What is being asked: Please present the items below as a Markdown table with a "No." column for the row number and a "Line" column for the text, starting at the first item and ending at the line containing "cell-price-points[interactable]: 1465 —". Leave out any blank lines.

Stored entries
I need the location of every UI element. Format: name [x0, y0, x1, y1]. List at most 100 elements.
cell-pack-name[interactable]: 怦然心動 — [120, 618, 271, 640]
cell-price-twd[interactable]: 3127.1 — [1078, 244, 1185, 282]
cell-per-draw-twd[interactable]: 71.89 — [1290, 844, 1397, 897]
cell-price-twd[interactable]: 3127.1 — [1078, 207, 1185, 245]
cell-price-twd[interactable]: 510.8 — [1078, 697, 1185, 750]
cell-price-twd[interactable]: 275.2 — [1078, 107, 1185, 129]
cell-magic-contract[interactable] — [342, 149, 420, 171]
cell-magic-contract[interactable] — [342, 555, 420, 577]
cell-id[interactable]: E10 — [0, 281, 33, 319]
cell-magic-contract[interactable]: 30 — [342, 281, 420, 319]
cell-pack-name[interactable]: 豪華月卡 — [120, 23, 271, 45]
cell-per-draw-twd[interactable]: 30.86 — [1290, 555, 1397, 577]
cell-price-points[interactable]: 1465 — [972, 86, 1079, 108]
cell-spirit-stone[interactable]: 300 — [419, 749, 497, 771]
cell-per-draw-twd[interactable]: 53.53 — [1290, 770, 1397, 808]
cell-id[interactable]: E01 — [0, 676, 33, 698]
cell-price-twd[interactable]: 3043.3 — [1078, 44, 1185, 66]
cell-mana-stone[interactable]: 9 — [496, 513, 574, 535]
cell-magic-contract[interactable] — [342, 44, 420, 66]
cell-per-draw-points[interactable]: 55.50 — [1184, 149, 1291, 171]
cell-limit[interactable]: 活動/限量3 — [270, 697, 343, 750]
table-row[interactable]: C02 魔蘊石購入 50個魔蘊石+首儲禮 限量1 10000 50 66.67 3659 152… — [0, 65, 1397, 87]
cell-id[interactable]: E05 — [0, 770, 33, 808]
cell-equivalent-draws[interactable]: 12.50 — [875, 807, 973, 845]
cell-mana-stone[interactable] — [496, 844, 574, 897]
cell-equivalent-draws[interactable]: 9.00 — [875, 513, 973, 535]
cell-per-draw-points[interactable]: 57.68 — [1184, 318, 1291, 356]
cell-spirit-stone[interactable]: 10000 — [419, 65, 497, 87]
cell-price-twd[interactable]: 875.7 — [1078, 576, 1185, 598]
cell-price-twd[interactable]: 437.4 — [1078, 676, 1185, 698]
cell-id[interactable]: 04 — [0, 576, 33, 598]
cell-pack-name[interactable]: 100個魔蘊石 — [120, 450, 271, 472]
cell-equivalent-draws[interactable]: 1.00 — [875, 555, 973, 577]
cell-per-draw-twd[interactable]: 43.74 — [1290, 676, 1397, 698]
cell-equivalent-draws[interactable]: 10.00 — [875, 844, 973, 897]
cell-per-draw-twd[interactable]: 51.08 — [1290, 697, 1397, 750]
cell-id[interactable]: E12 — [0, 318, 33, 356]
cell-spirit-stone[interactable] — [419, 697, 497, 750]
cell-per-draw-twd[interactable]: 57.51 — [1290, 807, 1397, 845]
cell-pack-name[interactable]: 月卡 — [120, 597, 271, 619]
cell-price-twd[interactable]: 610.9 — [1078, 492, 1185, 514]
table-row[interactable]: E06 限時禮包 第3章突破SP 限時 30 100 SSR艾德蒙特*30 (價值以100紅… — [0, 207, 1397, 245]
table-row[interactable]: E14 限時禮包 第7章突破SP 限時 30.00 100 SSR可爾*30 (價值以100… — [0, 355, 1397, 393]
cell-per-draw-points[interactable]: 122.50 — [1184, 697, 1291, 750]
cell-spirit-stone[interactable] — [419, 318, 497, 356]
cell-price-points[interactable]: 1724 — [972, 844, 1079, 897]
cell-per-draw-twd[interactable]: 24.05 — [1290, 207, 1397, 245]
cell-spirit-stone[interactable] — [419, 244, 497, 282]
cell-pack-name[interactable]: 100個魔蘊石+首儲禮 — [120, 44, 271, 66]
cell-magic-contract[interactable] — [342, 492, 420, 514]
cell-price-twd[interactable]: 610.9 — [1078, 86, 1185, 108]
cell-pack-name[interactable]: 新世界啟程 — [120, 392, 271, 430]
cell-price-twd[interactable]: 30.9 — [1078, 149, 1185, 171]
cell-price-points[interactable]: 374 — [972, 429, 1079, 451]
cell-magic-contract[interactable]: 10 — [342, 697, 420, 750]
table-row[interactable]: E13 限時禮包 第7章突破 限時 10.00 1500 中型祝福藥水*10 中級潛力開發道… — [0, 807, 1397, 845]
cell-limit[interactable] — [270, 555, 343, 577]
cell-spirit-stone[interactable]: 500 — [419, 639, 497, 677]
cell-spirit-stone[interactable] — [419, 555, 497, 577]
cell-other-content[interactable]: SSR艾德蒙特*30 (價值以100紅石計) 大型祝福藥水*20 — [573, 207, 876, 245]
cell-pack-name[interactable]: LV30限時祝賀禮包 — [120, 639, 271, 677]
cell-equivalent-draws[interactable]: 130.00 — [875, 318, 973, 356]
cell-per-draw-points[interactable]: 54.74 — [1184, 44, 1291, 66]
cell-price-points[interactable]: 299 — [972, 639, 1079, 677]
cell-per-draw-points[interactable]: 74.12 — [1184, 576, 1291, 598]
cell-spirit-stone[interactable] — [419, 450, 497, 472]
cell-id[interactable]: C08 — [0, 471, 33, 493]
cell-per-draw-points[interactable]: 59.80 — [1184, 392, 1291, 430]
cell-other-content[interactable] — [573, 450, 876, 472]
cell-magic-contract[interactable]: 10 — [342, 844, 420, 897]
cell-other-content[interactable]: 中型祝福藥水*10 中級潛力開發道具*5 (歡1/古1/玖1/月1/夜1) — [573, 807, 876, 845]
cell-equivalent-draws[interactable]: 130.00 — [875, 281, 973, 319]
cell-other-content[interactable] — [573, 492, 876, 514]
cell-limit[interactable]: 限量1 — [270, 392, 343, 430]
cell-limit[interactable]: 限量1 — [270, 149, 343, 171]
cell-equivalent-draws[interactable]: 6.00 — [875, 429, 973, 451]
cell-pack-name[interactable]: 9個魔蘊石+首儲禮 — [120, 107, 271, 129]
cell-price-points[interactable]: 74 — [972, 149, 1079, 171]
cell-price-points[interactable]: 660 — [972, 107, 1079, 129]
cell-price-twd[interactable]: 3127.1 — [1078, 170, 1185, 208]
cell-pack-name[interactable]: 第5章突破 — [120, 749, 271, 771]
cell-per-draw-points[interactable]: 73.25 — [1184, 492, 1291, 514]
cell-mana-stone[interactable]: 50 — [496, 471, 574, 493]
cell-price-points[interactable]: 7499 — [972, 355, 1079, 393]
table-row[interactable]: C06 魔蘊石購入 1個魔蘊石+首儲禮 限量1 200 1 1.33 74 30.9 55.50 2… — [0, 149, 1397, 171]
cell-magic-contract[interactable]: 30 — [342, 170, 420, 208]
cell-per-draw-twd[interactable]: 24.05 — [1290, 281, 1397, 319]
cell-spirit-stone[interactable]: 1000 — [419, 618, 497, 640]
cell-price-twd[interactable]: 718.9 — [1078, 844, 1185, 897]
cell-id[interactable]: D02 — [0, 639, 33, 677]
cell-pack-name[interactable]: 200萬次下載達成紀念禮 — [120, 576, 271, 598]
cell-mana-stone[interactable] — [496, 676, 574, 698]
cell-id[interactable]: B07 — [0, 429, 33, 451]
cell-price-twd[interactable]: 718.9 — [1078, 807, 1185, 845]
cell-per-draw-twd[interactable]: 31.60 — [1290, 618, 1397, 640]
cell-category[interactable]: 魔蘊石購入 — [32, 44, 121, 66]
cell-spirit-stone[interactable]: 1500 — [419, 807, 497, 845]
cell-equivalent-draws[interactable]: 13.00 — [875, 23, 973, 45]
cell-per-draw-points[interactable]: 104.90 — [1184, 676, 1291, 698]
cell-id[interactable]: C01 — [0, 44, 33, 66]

The result:
| No. | Line |
|---|---|
| 1 | I need the location of every UI element. Format: name [x0, y0, x1, y1]. List at most 100 elements. |
| 2 | cell-pack-name[interactable]: 怦然心動 — [120, 618, 271, 640] |
| 3 | cell-price-twd[interactable]: 3127.1 — [1078, 244, 1185, 282] |
| 4 | cell-per-draw-twd[interactable]: 71.89 — [1290, 844, 1397, 897] |
| 5 | cell-price-twd[interactable]: 3127.1 — [1078, 207, 1185, 245] |
| 6 | cell-price-twd[interactable]: 510.8 — [1078, 697, 1185, 750] |
| 7 | cell-price-twd[interactable]: 275.2 — [1078, 107, 1185, 129] |
| 8 | cell-magic-contract[interactable] — [342, 149, 420, 171] |
| 9 | cell-magic-contract[interactable] — [342, 555, 420, 577] |
| 10 | cell-id[interactable]: E10 — [0, 281, 33, 319] |
| 11 | cell-magic-contract[interactable]: 30 — [342, 281, 420, 319] |
| 12 | cell-pack-name[interactable]: 豪華月卡 — [120, 23, 271, 45] |
| 13 | cell-per-draw-twd[interactable]: 30.86 — [1290, 555, 1397, 577] |
| 14 | cell-price-points[interactable]: 1465 — [972, 86, 1079, 108] |